Entries with figure data
---
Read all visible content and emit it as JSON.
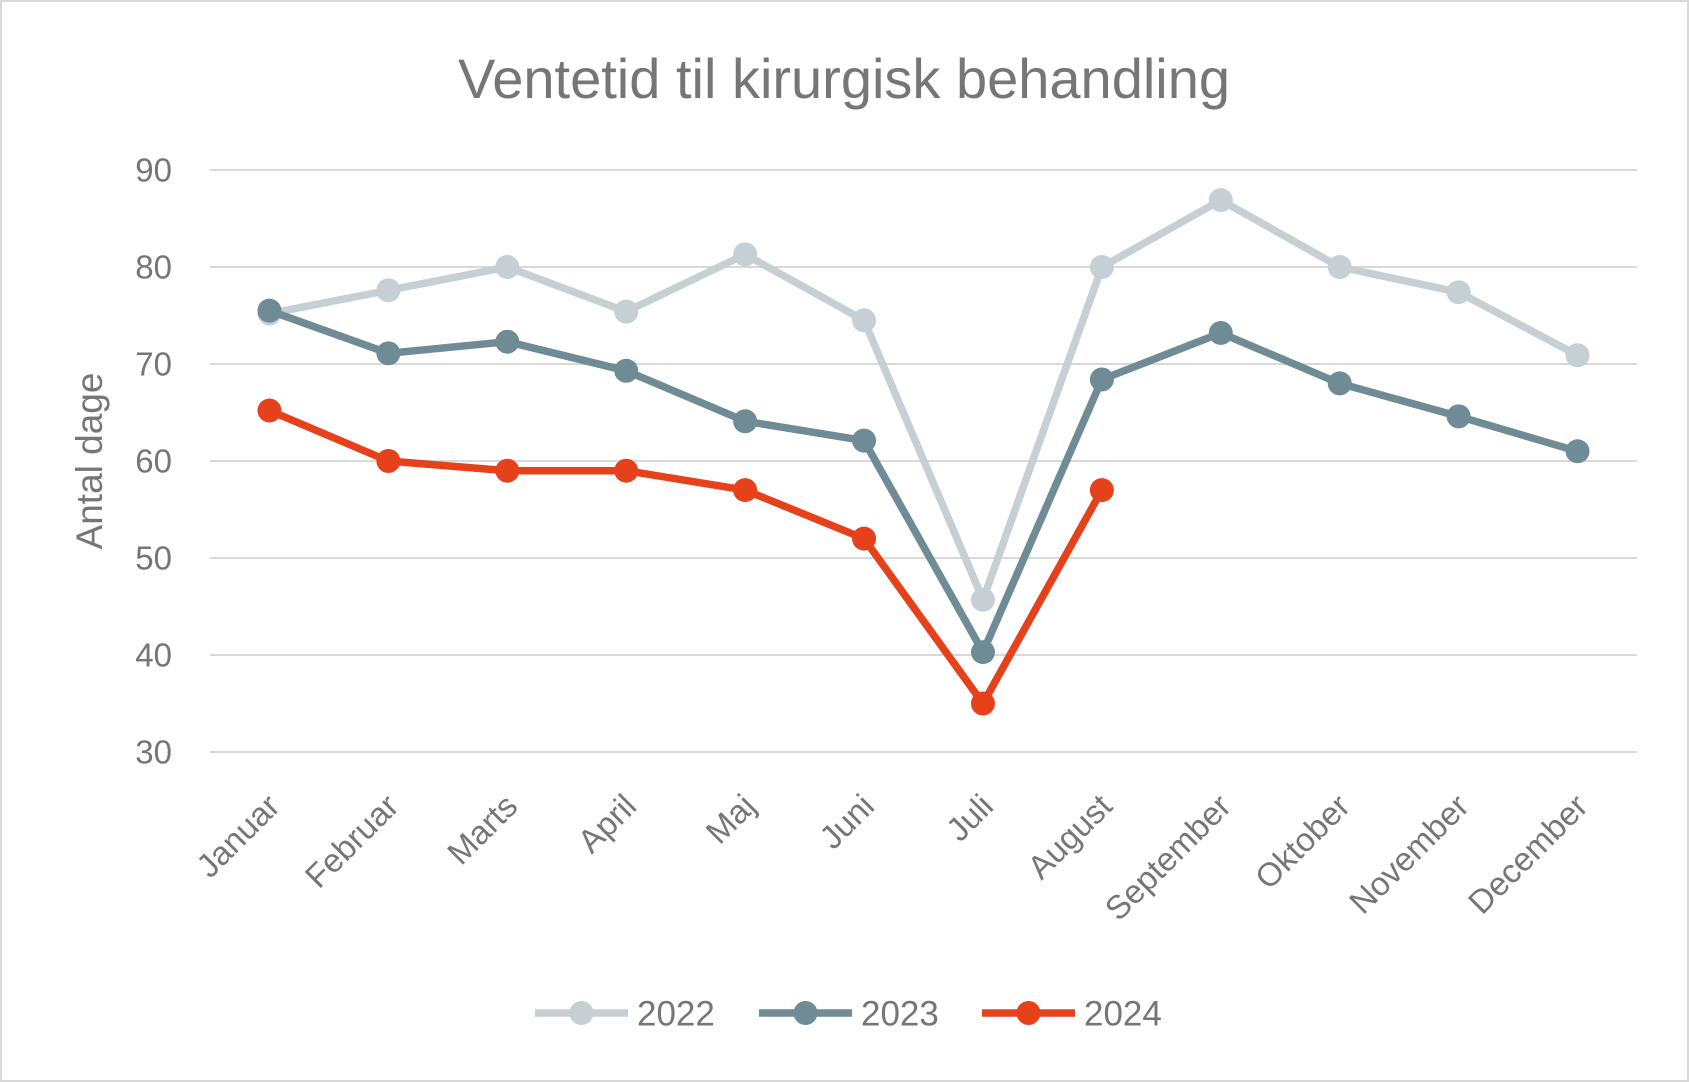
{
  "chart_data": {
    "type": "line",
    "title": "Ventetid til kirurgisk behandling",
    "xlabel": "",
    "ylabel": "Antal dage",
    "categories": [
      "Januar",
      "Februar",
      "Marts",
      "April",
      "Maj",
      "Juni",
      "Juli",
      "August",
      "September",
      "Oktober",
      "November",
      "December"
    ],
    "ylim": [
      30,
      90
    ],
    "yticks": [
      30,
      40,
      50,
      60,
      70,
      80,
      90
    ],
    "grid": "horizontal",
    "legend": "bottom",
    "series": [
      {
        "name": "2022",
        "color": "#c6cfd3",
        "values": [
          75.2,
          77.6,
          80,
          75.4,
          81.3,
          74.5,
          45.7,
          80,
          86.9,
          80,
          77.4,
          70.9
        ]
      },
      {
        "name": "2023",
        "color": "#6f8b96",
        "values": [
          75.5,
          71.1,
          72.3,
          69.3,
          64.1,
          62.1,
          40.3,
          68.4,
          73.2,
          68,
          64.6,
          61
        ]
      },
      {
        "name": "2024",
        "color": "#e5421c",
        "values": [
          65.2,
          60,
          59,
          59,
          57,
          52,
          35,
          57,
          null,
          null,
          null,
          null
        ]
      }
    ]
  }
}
---
STATED EXERCISE:
Each record above should come back exactly the same, only without its pictures.

THE ANSWER:
Read all visible content and emit it as JSON.
{
  "chart_data": {
    "type": "line",
    "title": "Ventetid til kirurgisk behandling",
    "xlabel": "",
    "ylabel": "Antal dage",
    "categories": [
      "Januar",
      "Februar",
      "Marts",
      "April",
      "Maj",
      "Juni",
      "Juli",
      "August",
      "September",
      "Oktober",
      "November",
      "December"
    ],
    "ylim": [
      30,
      90
    ],
    "yticks": [
      30,
      40,
      50,
      60,
      70,
      80,
      90
    ],
    "grid": "horizontal",
    "legend": "bottom",
    "series": [
      {
        "name": "2022",
        "color": "#c6cfd3",
        "values": [
          75.2,
          77.6,
          80,
          75.4,
          81.3,
          74.5,
          45.7,
          80,
          86.9,
          80,
          77.4,
          70.9
        ]
      },
      {
        "name": "2023",
        "color": "#6f8b96",
        "values": [
          75.5,
          71.1,
          72.3,
          69.3,
          64.1,
          62.1,
          40.3,
          68.4,
          73.2,
          68,
          64.6,
          61
        ]
      },
      {
        "name": "2024",
        "color": "#e5421c",
        "values": [
          65.2,
          60,
          59,
          59,
          57,
          52,
          35,
          57,
          null,
          null,
          null,
          null
        ]
      }
    ]
  }
}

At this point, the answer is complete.